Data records

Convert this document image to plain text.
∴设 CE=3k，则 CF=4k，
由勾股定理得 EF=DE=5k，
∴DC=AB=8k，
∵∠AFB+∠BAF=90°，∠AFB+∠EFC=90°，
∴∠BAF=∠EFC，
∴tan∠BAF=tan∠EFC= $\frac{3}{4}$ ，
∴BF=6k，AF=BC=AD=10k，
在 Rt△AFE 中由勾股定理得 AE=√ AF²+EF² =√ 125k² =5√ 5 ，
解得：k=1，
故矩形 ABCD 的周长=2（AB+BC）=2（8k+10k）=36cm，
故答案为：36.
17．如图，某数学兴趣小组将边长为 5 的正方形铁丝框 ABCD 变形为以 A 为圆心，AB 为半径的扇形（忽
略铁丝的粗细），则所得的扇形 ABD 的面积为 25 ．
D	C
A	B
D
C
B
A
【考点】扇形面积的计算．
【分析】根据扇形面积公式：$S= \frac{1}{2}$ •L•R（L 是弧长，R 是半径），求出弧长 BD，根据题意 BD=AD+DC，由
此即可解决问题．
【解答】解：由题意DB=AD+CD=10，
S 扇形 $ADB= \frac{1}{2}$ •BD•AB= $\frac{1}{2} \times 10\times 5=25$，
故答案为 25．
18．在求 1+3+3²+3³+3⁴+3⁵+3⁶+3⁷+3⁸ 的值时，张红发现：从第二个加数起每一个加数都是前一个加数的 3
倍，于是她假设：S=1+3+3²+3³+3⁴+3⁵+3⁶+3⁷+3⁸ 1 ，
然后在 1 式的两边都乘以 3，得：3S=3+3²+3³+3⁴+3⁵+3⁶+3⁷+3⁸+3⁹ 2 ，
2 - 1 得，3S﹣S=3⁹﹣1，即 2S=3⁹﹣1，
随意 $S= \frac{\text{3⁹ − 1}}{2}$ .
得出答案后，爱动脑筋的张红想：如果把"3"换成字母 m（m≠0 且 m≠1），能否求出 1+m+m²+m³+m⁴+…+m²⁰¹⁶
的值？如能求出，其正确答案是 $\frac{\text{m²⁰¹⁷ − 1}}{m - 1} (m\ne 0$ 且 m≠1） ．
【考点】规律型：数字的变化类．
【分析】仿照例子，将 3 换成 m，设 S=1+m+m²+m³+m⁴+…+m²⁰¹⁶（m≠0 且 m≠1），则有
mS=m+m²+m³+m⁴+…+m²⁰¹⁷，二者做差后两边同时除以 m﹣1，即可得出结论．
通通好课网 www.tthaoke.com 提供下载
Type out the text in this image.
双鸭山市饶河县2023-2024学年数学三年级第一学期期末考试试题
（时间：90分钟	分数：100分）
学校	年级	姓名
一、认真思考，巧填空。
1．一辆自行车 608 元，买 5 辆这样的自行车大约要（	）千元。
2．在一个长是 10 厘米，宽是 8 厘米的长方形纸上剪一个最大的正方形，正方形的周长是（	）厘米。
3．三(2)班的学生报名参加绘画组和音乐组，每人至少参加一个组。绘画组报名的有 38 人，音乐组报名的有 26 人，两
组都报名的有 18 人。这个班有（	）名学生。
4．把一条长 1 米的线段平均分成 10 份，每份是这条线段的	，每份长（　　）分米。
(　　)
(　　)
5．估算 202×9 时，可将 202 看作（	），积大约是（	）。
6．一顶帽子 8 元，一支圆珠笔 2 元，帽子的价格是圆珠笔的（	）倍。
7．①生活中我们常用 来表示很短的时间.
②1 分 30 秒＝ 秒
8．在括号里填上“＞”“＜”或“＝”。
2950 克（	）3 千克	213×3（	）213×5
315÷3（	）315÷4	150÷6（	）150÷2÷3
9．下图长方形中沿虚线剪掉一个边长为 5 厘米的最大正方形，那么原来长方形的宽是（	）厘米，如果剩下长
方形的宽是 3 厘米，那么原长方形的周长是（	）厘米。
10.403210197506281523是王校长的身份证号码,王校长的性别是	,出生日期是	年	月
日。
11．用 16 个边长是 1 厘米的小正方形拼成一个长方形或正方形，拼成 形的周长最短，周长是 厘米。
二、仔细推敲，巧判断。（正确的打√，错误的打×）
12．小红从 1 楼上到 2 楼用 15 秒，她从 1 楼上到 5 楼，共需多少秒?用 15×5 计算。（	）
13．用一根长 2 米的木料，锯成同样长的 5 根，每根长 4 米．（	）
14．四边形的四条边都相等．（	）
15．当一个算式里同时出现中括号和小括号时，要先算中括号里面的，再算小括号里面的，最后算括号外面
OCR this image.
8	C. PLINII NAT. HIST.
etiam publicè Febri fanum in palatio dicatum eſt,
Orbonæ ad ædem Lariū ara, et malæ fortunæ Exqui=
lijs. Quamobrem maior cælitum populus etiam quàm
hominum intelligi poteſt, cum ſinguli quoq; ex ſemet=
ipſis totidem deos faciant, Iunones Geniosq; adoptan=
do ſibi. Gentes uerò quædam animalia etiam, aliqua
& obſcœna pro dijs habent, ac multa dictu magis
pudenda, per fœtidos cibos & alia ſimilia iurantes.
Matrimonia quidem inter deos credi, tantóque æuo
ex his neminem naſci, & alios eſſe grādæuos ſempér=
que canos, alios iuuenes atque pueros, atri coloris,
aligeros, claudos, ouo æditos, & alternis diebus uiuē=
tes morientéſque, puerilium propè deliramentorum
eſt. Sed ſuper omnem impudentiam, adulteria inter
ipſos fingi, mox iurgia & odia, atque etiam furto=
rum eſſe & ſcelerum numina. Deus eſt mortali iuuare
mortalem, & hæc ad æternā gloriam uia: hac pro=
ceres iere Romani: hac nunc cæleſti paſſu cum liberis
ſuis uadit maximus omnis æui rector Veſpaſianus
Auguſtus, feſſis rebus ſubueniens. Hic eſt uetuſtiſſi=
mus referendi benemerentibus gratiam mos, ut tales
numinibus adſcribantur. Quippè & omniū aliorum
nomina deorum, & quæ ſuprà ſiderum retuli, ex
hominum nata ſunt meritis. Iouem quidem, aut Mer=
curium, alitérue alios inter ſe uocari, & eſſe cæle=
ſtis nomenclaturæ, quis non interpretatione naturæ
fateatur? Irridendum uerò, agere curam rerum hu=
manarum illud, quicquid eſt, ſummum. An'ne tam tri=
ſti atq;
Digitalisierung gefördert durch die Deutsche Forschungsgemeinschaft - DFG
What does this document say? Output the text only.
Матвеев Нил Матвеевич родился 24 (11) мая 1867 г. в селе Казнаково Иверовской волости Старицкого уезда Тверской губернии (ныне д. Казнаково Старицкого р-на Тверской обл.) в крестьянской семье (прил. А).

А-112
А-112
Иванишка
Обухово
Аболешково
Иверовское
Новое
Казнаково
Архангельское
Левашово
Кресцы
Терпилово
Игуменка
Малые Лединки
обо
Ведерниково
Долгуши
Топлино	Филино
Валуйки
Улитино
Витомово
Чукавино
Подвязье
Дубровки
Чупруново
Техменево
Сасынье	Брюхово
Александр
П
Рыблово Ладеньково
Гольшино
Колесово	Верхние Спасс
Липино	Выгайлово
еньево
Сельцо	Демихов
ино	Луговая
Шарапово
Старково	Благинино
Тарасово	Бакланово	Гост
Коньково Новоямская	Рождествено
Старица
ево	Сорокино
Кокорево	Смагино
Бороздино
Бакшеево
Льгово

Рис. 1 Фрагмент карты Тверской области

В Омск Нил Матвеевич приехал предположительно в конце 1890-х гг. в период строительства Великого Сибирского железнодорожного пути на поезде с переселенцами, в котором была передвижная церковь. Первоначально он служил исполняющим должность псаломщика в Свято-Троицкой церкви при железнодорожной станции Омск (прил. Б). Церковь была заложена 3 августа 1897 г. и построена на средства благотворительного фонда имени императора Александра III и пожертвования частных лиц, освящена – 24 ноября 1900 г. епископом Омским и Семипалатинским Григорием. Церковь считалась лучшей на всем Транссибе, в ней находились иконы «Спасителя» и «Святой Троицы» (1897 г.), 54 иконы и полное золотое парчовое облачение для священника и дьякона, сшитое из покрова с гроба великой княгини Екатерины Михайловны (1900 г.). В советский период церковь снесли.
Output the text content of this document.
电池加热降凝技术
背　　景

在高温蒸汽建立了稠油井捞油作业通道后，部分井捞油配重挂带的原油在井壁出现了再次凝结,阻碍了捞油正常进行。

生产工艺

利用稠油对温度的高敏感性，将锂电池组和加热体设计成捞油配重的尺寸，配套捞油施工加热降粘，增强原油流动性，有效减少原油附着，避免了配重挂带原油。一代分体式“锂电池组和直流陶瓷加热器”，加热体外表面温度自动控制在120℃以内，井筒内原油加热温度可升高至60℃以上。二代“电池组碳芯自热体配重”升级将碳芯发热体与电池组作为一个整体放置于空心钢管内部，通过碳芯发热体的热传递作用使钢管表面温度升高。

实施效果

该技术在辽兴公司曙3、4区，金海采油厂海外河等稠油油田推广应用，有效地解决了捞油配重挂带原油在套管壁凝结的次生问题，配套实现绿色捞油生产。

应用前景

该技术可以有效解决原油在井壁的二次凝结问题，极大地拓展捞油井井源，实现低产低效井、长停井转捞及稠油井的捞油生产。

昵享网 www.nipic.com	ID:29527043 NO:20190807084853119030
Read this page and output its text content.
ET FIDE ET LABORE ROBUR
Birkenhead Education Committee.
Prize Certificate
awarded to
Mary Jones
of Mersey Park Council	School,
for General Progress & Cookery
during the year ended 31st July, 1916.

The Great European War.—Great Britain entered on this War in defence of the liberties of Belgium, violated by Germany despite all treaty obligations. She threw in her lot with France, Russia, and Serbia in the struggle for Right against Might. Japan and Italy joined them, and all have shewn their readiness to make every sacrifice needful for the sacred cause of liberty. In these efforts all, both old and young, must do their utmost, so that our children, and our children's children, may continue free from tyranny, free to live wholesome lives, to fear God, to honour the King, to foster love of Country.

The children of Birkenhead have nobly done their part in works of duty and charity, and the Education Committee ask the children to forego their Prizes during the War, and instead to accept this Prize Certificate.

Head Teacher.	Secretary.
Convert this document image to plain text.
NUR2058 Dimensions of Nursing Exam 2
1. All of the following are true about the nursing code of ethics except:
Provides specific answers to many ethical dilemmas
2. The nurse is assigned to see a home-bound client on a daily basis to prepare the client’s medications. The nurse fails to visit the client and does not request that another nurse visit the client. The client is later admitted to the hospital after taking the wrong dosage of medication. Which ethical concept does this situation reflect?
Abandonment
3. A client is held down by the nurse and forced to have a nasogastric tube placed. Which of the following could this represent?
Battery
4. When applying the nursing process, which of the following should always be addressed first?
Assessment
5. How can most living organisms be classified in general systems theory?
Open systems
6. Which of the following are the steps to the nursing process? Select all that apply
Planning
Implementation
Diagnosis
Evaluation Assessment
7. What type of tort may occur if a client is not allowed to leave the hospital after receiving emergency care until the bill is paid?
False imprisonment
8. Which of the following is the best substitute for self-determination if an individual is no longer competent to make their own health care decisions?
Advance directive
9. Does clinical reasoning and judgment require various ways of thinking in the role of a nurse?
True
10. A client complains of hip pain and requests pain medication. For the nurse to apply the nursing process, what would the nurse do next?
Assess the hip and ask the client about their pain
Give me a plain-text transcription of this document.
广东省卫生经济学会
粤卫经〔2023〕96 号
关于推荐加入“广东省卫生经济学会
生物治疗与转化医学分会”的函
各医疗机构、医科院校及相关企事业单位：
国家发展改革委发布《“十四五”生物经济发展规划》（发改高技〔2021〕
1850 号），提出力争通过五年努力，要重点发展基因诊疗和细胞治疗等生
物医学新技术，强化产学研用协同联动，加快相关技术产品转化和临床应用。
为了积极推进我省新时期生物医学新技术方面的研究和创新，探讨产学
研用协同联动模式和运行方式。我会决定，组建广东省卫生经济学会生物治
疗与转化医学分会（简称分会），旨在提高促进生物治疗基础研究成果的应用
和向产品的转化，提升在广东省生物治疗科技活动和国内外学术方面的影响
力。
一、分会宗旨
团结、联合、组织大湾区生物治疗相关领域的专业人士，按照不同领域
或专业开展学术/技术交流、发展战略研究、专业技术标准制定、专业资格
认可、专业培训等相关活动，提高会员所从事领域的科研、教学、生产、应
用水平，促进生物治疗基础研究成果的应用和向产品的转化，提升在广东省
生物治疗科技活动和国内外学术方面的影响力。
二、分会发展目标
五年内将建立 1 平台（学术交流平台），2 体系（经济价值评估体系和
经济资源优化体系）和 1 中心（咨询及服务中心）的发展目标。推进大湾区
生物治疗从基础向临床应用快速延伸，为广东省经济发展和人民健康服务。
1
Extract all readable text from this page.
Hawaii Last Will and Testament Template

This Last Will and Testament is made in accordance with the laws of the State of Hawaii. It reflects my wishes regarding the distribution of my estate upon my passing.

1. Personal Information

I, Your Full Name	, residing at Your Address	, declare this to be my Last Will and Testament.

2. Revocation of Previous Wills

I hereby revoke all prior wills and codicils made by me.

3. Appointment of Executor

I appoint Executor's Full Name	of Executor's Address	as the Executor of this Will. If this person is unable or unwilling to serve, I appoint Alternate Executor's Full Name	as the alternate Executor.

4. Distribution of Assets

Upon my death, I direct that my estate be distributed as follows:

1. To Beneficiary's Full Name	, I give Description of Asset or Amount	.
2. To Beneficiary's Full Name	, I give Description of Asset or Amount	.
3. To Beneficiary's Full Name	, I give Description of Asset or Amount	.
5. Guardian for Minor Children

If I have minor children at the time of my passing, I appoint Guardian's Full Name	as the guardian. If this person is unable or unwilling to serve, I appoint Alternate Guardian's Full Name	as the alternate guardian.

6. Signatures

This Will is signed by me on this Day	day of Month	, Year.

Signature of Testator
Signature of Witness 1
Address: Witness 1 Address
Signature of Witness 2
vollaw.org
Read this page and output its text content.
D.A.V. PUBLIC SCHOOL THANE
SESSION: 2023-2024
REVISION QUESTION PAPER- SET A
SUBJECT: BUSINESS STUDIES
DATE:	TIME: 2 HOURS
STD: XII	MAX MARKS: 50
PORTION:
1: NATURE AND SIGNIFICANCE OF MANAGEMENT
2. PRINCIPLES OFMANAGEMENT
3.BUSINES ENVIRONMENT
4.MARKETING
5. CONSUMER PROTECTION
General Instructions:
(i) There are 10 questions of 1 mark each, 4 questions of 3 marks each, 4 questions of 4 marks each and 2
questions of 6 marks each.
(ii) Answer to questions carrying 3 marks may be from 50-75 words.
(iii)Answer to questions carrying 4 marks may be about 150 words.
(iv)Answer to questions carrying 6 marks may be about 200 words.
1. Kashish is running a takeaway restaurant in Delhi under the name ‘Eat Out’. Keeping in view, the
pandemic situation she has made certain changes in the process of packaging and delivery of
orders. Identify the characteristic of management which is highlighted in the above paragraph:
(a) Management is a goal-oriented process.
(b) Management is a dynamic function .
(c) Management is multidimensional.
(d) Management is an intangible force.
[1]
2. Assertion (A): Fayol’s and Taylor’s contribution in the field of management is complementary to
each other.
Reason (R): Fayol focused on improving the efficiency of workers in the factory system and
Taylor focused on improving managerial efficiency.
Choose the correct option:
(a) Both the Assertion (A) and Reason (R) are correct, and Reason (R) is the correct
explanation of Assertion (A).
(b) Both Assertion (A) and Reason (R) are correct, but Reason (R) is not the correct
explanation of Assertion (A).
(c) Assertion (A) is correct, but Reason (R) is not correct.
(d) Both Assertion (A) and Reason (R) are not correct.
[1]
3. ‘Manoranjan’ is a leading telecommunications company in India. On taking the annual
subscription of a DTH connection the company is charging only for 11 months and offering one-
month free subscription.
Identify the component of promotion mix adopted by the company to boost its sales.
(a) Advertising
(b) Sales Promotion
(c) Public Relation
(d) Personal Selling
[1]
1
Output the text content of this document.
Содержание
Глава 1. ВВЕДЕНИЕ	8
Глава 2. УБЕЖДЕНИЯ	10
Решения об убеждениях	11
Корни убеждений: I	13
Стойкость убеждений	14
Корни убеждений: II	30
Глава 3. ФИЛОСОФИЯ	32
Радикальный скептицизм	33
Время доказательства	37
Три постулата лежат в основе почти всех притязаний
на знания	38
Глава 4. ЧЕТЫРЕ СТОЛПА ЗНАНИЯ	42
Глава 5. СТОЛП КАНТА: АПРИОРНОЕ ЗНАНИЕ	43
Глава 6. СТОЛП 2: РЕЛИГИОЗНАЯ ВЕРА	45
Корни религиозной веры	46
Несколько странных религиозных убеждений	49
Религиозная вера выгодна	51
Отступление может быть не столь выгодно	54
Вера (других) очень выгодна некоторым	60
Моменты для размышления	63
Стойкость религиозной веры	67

- Problem details
Give the count of lines in the listing above that include "Тверской", with no other words.

- Task solution
2